Part of a data file:

────────────────────

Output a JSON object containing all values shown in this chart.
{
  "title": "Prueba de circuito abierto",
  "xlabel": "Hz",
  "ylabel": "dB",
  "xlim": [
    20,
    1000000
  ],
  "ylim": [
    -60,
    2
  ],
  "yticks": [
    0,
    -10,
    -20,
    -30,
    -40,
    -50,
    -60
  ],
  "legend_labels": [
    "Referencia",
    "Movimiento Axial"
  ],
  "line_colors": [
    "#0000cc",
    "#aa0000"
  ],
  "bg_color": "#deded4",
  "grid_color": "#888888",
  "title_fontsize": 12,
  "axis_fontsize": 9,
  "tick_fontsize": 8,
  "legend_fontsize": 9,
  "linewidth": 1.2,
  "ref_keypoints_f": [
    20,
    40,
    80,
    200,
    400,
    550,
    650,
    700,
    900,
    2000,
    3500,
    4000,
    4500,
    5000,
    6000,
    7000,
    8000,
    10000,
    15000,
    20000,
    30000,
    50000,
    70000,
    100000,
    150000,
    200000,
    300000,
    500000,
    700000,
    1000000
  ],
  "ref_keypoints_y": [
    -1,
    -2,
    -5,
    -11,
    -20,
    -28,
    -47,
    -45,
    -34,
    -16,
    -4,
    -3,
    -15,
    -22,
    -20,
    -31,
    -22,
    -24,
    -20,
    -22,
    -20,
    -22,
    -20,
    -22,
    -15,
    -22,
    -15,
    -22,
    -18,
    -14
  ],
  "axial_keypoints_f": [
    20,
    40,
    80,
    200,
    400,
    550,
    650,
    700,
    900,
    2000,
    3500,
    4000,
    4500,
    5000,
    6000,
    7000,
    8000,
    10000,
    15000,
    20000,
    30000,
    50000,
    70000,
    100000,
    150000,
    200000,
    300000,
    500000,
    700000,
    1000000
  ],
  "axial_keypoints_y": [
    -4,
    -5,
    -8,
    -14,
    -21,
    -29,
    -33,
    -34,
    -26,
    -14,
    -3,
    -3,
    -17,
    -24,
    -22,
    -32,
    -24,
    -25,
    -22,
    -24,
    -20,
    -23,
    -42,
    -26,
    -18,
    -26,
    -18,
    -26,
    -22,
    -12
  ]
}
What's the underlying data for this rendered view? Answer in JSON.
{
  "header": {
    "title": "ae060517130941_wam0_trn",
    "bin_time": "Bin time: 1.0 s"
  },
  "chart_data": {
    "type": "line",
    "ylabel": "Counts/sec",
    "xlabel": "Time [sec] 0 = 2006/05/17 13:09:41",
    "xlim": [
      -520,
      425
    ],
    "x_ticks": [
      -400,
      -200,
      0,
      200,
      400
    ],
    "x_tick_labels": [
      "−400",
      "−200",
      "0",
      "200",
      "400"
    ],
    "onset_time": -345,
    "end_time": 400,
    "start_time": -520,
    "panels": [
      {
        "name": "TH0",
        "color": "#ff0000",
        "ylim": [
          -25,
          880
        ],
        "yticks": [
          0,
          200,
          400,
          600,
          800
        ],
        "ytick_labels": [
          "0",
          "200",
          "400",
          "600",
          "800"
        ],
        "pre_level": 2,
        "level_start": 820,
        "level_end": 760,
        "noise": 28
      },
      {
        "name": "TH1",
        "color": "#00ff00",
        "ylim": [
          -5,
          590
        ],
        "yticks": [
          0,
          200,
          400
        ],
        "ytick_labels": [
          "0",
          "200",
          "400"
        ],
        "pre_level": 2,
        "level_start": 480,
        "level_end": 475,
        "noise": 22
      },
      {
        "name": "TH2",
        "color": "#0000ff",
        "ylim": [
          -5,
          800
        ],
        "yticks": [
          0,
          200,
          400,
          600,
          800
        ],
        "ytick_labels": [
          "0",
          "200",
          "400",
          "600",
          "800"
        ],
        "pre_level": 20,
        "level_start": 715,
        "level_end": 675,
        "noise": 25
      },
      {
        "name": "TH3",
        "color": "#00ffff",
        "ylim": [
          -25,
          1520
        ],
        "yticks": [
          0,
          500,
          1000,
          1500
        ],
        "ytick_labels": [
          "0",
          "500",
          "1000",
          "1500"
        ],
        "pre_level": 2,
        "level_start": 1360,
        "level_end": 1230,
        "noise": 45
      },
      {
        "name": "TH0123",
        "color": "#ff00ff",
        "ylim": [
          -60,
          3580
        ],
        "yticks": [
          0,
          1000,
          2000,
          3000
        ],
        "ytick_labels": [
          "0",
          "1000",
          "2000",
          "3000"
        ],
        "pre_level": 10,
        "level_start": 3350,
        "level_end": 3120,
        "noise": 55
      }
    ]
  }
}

────────────────────

### STATED EXERCISE:
Return from the data every line that holds "JSON".

### REPLY TO THE TASK:
Output a JSON object containing all values shown in this chart.
What's the underlying data for this rendered view? Answer in JSON.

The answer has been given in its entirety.